> YOUR GOAL:
Copy out all the data, word for word.

+ + + + +

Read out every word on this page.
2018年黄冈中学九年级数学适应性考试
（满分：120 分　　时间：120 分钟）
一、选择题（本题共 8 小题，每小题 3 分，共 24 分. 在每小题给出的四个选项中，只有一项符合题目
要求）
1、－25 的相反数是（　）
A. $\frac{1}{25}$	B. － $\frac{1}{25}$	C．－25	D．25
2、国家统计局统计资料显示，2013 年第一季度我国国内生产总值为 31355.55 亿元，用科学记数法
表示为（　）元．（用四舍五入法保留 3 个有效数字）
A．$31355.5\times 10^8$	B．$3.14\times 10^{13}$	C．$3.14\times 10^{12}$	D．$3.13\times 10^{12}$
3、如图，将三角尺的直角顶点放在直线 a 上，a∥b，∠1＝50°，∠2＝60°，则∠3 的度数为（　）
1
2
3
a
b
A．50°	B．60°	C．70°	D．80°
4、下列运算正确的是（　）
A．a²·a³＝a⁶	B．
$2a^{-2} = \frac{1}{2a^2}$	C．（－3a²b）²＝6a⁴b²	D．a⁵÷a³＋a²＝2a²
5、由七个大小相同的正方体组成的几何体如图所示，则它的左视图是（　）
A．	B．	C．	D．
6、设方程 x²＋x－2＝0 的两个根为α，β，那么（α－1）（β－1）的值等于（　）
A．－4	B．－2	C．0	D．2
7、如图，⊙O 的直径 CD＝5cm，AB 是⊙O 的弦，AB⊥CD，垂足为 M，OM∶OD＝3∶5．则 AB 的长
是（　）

+ + + + +

> COMPLETE OUTPUT:
Read out every word on this page.
2018年黄冈中学九年级数学适应性考试
（满分：120 分　　时间：120 分钟）
一、选择题（本题共 8 小题，每小题 3 分，共 24 分. 在每小题给出的四个选项中，只有一项符合题目
要求）
1、－25 的相反数是（　）
A. $\frac{1}{25}$	B. － $\frac{1}{25}$	C．－25	D．25
2、国家统计局统计资料显示，2013 年第一季度我国国内生产总值为 31355.55 亿元，用科学记数法
表示为（　）元．（用四舍五入法保留 3 个有效数字）
A．$31355.5\times 10^8$	B．$3.14\times 10^{13}$	C．$3.14\times 10^{12}$	D．$3.13\times 10^{12}$
3、如图，将三角尺的直角顶点放在直线 a 上，a∥b，∠1＝50°，∠2＝60°，则∠3 的度数为（　）
1
2
3
a
b
A．50°	B．60°	C．70°	D．80°
4、下列运算正确的是（　）
A．a²·a³＝a⁶	B．
$2a^{-2} = \frac{1}{2a^2}$	C．（－3a²b）²＝6a⁴b²	D．a⁵÷a³＋a²＝2a²
5、由七个大小相同的正方体组成的几何体如图所示，则它的左视图是（　）
A．	B．	C．	D．
6、设方程 x²＋x－2＝0 的两个根为α，β，那么（α－1）（β－1）的值等于（　）
A．－4	B．－2	C．0	D．2
7、如图，⊙O 的直径 CD＝5cm，AB 是⊙O 的弦，AB⊥CD，垂足为 M，OM∶OD＝3∶5．则 AB 的长
是（　）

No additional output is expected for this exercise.